------ Stored data ------
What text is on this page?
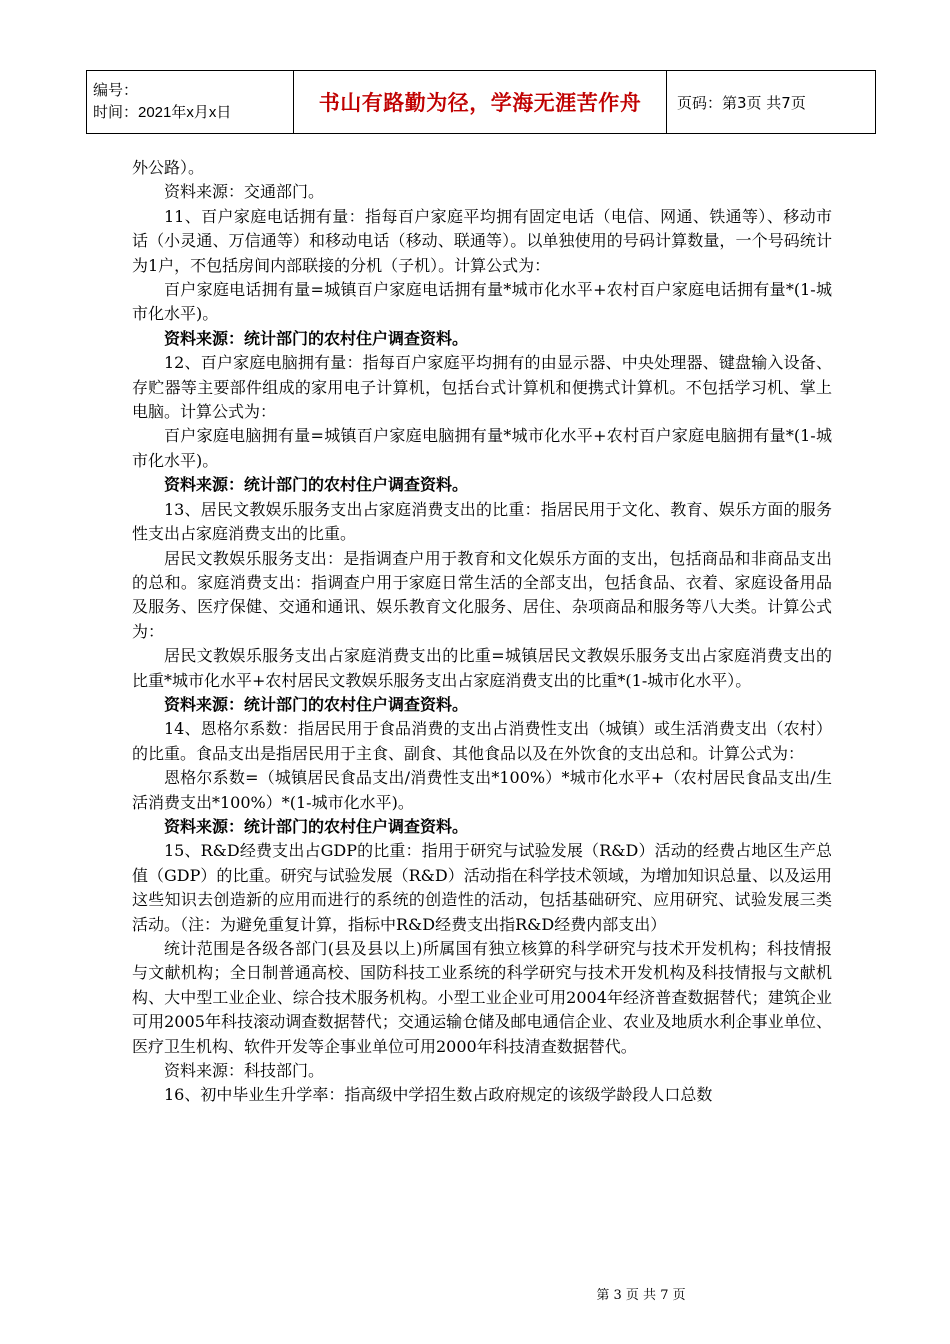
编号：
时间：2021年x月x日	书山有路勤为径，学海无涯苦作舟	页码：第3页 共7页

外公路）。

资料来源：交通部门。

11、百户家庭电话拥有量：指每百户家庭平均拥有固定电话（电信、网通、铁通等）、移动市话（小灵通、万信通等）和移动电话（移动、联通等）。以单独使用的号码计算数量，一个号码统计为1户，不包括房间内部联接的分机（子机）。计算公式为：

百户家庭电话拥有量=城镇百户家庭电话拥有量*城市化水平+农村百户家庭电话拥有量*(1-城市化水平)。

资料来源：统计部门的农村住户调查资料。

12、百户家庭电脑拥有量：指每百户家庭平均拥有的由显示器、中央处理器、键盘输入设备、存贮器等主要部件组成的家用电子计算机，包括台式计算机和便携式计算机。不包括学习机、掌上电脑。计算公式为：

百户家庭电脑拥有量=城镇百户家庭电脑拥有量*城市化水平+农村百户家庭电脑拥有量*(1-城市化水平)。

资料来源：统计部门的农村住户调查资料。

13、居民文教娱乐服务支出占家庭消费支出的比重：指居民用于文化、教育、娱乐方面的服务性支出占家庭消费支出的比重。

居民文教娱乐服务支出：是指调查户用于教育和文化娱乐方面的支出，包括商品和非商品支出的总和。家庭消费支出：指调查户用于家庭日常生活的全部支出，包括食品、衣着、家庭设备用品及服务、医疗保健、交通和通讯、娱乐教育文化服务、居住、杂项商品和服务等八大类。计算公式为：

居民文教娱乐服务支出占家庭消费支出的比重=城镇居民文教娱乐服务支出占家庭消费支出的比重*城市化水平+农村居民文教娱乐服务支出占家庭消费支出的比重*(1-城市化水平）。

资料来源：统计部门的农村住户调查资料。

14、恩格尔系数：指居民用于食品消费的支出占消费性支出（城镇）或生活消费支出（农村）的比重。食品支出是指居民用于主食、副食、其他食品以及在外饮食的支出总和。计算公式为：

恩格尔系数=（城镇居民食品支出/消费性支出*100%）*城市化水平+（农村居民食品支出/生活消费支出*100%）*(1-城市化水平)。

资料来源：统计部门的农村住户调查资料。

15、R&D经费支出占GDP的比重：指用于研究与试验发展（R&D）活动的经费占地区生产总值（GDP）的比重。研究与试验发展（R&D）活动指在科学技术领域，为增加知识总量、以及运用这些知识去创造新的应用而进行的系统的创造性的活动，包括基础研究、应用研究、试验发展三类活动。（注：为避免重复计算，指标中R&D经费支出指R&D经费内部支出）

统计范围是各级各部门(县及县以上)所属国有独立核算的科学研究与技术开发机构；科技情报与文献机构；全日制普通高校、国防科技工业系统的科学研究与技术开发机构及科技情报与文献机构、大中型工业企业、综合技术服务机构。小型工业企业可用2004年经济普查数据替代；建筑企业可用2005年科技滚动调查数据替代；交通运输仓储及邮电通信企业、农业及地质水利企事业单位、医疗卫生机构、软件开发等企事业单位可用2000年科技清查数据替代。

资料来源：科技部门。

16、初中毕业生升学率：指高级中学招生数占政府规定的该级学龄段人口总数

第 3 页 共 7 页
------
------ Stored data ------
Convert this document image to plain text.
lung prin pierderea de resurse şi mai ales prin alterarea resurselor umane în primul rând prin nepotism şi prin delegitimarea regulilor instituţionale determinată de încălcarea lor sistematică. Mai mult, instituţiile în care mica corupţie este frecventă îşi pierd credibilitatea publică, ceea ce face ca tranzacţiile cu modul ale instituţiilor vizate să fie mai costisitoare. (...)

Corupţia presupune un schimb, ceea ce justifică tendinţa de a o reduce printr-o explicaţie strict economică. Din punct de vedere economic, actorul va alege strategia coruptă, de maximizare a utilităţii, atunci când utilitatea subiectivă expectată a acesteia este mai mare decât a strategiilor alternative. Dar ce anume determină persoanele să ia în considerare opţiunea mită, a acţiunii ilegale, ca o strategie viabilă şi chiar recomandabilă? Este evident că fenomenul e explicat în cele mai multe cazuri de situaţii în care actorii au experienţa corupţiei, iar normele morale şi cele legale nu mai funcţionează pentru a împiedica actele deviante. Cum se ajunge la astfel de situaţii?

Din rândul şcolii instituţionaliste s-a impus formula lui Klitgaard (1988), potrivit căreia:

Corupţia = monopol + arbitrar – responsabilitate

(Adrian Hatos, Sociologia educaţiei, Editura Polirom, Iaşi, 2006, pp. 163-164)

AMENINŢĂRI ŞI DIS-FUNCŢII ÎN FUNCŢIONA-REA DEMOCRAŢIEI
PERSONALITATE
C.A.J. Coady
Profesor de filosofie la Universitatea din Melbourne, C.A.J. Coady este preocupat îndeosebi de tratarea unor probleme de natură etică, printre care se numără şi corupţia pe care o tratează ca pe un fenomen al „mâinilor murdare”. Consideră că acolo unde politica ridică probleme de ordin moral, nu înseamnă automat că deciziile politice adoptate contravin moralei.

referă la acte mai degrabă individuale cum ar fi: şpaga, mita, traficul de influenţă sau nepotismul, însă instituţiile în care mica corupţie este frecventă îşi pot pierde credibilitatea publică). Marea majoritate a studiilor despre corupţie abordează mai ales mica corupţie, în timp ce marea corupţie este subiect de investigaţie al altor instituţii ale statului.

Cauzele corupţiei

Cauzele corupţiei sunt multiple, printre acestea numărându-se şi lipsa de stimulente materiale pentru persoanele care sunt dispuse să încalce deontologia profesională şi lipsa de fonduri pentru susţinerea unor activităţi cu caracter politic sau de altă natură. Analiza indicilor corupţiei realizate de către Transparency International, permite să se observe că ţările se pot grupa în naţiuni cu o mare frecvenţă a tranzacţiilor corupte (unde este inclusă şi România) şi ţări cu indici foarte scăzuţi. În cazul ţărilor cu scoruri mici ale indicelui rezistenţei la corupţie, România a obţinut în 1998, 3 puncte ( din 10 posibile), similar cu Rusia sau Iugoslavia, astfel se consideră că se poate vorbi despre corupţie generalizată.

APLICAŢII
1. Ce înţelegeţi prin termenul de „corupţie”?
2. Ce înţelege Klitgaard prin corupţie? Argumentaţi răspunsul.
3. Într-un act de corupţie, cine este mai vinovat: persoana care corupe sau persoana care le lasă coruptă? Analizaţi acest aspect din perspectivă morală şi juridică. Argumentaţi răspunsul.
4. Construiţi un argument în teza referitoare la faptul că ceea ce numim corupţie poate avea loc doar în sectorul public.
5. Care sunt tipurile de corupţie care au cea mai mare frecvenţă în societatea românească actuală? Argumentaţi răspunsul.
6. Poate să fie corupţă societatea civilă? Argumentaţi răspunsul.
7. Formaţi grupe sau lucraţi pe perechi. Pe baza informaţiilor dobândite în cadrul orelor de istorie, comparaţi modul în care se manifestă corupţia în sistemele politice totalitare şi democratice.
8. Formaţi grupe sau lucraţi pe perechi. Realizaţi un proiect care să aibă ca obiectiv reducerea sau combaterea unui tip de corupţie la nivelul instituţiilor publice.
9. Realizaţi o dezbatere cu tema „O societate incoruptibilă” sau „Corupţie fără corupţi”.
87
------
------ Stored data ------
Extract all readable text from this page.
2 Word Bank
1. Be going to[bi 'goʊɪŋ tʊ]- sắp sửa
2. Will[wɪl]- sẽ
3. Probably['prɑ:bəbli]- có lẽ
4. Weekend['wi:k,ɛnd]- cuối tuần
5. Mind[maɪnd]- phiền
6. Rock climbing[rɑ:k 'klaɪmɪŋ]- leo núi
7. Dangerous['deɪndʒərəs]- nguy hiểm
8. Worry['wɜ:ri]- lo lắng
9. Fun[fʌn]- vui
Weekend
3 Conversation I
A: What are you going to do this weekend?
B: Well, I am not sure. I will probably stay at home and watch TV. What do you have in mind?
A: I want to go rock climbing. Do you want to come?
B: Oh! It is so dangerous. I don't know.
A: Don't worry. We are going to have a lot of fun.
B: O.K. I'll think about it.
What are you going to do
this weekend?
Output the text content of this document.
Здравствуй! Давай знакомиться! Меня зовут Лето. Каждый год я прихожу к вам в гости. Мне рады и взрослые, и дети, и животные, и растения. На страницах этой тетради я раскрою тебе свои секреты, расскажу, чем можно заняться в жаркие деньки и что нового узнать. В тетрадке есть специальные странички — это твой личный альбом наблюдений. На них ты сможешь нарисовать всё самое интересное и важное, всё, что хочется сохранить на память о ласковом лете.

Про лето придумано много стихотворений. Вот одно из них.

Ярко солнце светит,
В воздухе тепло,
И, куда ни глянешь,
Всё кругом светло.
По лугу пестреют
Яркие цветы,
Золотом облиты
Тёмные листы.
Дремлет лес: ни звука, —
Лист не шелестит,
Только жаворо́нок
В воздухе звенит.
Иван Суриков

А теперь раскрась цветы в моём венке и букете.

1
------
**What the task requires**
Wherever a line in the data above holds "百户家庭电脑拥有量", copy that line.

**Written reply**
12、百户家庭电脑拥有量：指每百户家庭平均拥有的由显示器、中央处理器、键盘输入设备、存贮器等主要部件组成的家用电子计算机，包括台式计算机和便携式计算机。不包括学习机、掌上电脑。计算公式为：
百户家庭电脑拥有量=城镇百户家庭电脑拥有量*城市化水平+农村百户家庭电脑拥有量*(1-城市化水平)。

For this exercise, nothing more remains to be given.